Место в русской литературе узаконено.
Вариант второй, чудовищный. Бродский не в духе, я читаю, он разносит, а я, что самое ужасное, в своей манере киваю, улыбаюсь и соглашаюсь. Умри, Денис, лучше не пиши.
Вариант третий, самый отвратительный: общий разговор, я сижу чужим на празднике жизни, потом мне из деликатности предлагается почитать, я читаю, стараясь не смотреть на присутствующих, возникает короткая пауза, после чего разговор возобновляется, а меня как бы и нет. Я иду в «Шератон Манхэттен», а после девяти ноль-ноль пи-эй в Нью-Йорке купить выпивку большая проблема, и почему-то именно этот факт заранее приводил меня в полное отчаяние.

-- Задания --
1. Процитируйте дословно фрагмент отрывка, который начинается со слов «Вариант второй, чудовищный.» и заканчивается словами «в полное отчаяние.».
2. Выведите без изменений участок строк данных ниже, который начинается со строки, содержащей «bar-value-label: 4 (500, 225, 513, 250)», и заканчивается строкой, содержащей «footer-url: runlc.com (1062, 625, 1144, 644)», включая обе эти строки.

Необработанные строки
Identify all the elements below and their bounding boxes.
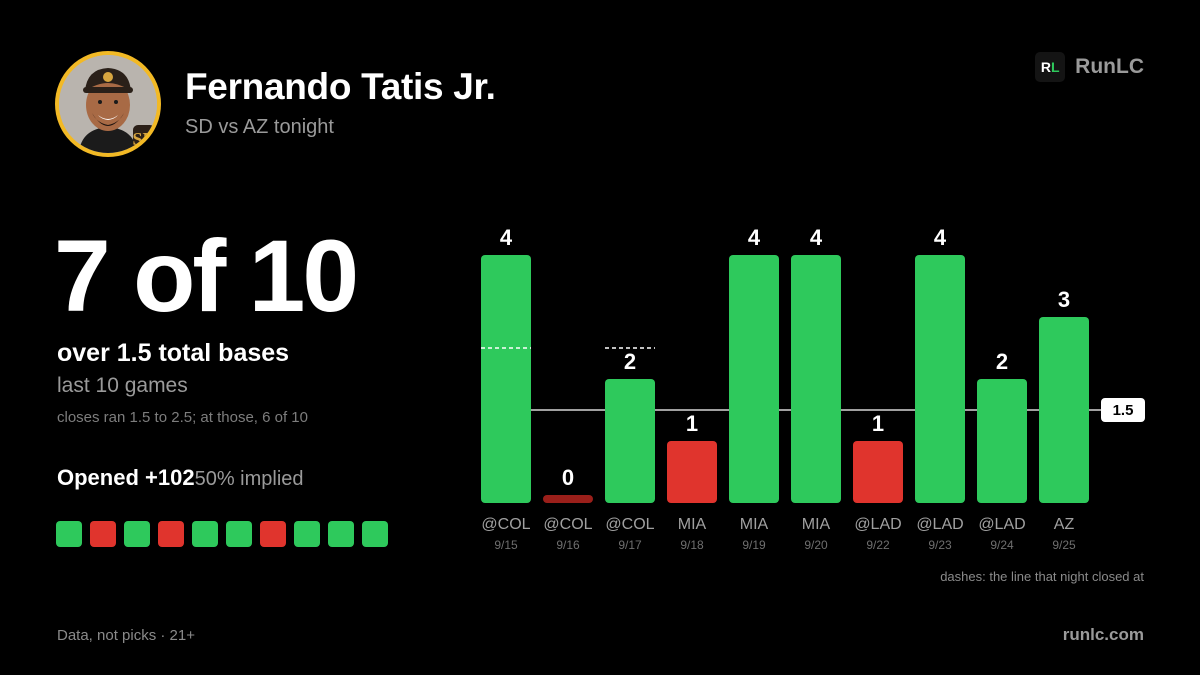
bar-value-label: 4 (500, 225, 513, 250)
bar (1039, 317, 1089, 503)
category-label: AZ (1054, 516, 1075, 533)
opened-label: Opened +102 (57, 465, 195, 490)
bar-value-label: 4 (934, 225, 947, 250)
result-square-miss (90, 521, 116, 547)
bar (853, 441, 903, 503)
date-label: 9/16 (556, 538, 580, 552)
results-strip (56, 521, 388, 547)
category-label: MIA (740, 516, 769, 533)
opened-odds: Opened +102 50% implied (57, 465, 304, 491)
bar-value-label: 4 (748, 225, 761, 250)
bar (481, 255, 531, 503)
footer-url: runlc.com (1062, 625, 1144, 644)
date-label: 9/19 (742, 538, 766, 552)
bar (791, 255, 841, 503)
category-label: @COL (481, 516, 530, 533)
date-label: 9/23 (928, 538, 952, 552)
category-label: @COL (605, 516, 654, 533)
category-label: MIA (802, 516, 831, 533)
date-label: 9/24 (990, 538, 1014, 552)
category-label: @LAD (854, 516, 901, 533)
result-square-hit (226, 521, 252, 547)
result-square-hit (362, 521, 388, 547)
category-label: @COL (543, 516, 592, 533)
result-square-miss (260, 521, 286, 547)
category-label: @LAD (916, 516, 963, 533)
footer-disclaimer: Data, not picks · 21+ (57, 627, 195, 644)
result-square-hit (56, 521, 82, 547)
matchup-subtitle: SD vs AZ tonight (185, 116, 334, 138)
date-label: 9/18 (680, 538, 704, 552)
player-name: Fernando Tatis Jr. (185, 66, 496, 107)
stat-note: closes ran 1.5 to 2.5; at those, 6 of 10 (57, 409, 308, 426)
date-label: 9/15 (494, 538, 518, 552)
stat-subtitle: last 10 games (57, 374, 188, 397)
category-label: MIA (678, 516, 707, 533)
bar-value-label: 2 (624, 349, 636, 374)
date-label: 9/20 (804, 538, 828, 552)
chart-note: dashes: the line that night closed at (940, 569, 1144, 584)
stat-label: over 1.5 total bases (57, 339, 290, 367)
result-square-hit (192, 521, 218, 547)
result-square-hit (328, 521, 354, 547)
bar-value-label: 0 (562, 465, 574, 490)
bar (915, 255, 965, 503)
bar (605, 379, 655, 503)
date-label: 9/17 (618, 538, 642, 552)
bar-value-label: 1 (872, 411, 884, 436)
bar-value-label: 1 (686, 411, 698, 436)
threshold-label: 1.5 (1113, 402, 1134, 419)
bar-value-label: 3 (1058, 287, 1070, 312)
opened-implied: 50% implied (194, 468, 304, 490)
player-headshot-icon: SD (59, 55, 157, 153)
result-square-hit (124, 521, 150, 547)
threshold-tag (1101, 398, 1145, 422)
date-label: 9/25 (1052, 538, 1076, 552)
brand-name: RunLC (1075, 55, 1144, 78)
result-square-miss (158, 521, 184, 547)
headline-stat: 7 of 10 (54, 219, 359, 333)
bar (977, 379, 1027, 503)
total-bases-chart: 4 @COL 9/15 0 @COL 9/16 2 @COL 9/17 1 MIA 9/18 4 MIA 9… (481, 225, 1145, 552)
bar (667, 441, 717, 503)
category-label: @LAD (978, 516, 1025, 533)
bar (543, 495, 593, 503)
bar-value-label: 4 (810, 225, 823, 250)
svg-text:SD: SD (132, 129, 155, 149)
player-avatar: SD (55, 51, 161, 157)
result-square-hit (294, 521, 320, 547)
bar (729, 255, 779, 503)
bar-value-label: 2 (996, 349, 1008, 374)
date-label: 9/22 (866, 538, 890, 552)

-- Выполненные задания --
1.
Вариант второй, чудовищный. Бродский не в духе, я читаю, он разносит, а я, что самое ужасное, в своей манере киваю, улыбаюсь и соглашаюсь. Умри, Денис, лучше не пиши.
Вариант третий, самый отвратительный: общий разговор, я сижу чужим на празднике жизни, потом мне из деликатности предлагается почитать, я читаю, стараясь не смотреть на присутствующих, возникает короткая пауза, после чего разговор возобновляется, а меня как бы и нет. Я иду в «Шератон Манхэттен», а после девяти ноль-ноль пи-эй в Нью-Йорке купить выпивку большая проблема, и почему-то именно этот факт заранее приводил меня в полное отчаяние.

2.
bar-value-label: 4 (500, 225, 513, 250)
bar (1039, 317, 1089, 503)
category-label: AZ (1054, 516, 1075, 533)
opened-label: Opened +102 (57, 465, 195, 490)
bar-value-label: 4 (934, 225, 947, 250)
result-square-miss (90, 521, 116, 547)
bar (853, 441, 903, 503)
date-label: 9/16 (556, 538, 580, 552)
results-strip (56, 521, 388, 547)
category-label: MIA (740, 516, 769, 533)
opened-odds: Opened +102 50% implied (57, 465, 304, 491)
bar-value-label: 4 (748, 225, 761, 250)
bar (481, 255, 531, 503)
footer-url: runlc.com (1062, 625, 1144, 644)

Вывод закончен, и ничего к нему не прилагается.